• **DATASET**:
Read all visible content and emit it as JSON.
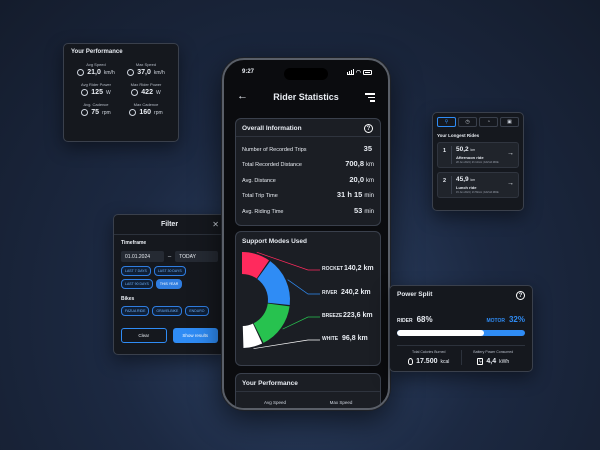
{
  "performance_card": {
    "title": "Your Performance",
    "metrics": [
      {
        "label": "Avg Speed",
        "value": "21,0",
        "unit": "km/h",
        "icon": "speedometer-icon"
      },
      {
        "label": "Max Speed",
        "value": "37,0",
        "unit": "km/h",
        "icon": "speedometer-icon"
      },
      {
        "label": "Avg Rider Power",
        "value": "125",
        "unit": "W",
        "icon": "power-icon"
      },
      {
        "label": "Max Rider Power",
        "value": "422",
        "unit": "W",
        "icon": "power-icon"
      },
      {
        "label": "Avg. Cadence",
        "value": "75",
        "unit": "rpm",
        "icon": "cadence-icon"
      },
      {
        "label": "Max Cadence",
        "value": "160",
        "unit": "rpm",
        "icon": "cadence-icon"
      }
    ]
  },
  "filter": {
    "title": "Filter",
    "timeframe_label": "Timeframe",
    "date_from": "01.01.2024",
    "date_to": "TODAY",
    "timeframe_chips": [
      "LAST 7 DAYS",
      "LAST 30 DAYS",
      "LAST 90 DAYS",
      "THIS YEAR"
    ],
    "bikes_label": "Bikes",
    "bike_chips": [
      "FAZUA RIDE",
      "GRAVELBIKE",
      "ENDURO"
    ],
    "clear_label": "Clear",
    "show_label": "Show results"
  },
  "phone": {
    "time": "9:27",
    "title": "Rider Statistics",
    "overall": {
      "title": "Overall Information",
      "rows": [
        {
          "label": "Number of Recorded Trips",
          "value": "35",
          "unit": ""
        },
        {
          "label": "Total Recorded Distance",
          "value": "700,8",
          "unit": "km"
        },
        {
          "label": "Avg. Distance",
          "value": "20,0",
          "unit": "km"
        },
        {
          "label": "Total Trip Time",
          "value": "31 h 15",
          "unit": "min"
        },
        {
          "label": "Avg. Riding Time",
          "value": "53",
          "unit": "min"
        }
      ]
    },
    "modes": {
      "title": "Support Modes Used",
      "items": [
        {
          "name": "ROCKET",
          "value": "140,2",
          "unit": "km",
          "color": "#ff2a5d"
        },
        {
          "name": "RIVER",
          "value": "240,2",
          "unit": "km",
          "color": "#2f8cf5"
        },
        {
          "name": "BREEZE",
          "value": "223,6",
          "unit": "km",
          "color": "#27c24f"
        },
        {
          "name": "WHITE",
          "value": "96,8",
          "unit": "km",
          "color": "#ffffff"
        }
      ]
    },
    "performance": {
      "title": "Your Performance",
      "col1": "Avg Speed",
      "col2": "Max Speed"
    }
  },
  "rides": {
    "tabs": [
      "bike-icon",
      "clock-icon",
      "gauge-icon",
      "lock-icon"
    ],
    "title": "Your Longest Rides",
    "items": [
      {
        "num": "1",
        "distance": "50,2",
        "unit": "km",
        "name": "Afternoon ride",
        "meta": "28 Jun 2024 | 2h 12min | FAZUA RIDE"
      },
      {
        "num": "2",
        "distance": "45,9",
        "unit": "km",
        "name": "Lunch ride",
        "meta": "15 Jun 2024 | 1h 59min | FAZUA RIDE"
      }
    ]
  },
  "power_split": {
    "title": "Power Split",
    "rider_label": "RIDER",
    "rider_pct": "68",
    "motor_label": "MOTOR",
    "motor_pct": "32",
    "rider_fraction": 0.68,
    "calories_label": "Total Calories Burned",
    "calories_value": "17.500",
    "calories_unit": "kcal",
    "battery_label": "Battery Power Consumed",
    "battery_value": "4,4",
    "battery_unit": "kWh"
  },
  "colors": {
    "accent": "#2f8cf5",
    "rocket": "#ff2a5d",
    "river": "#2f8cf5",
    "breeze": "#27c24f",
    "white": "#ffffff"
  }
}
--
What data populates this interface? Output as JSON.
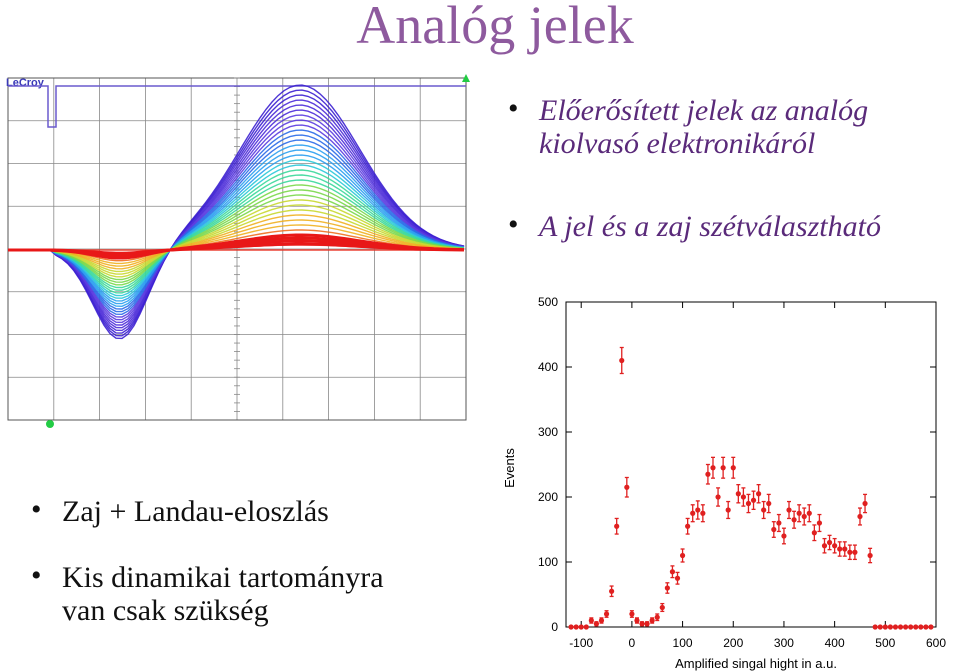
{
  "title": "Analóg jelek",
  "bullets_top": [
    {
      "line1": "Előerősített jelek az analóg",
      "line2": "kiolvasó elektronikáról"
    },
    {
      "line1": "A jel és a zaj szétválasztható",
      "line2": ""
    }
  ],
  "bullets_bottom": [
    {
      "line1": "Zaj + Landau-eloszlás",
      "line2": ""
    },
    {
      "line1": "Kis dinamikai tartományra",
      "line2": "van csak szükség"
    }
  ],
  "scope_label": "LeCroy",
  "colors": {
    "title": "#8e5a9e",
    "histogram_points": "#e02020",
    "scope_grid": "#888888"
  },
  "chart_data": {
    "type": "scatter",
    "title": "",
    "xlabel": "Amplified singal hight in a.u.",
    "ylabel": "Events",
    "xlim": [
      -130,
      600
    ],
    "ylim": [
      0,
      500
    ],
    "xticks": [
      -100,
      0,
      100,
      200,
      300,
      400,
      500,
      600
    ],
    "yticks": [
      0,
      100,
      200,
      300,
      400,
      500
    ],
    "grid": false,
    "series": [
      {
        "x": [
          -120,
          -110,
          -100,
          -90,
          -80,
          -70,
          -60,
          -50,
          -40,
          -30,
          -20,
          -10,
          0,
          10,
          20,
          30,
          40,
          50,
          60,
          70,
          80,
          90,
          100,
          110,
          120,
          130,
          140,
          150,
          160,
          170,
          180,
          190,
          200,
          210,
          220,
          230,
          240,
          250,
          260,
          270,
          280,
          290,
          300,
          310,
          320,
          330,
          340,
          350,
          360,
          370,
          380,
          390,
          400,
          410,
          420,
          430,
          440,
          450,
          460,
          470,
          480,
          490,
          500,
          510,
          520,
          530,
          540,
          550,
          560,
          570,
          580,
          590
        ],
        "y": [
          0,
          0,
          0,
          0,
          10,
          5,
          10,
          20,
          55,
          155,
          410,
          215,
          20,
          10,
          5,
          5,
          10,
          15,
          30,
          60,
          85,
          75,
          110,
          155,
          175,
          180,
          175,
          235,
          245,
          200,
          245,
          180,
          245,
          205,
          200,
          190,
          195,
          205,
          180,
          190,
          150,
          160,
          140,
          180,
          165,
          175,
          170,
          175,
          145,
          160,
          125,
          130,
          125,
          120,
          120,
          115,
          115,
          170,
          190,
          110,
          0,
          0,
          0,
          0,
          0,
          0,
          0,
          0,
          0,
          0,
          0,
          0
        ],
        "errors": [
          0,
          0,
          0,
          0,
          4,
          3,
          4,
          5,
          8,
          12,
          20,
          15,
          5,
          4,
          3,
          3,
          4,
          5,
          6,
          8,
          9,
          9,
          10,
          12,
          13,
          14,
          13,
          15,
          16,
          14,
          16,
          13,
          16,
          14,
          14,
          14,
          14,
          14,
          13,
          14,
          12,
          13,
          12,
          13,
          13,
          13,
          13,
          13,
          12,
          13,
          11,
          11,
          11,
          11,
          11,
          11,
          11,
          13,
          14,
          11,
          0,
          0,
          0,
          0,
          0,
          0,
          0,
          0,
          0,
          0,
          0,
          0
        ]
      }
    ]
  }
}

• **SET PROBLEM**:
Which lines include "Recorded"? Copy each of them out.

• **THE ANSWER**:
          "label": "Number of Recorded Trips",
          "label": "Total Recorded Distance",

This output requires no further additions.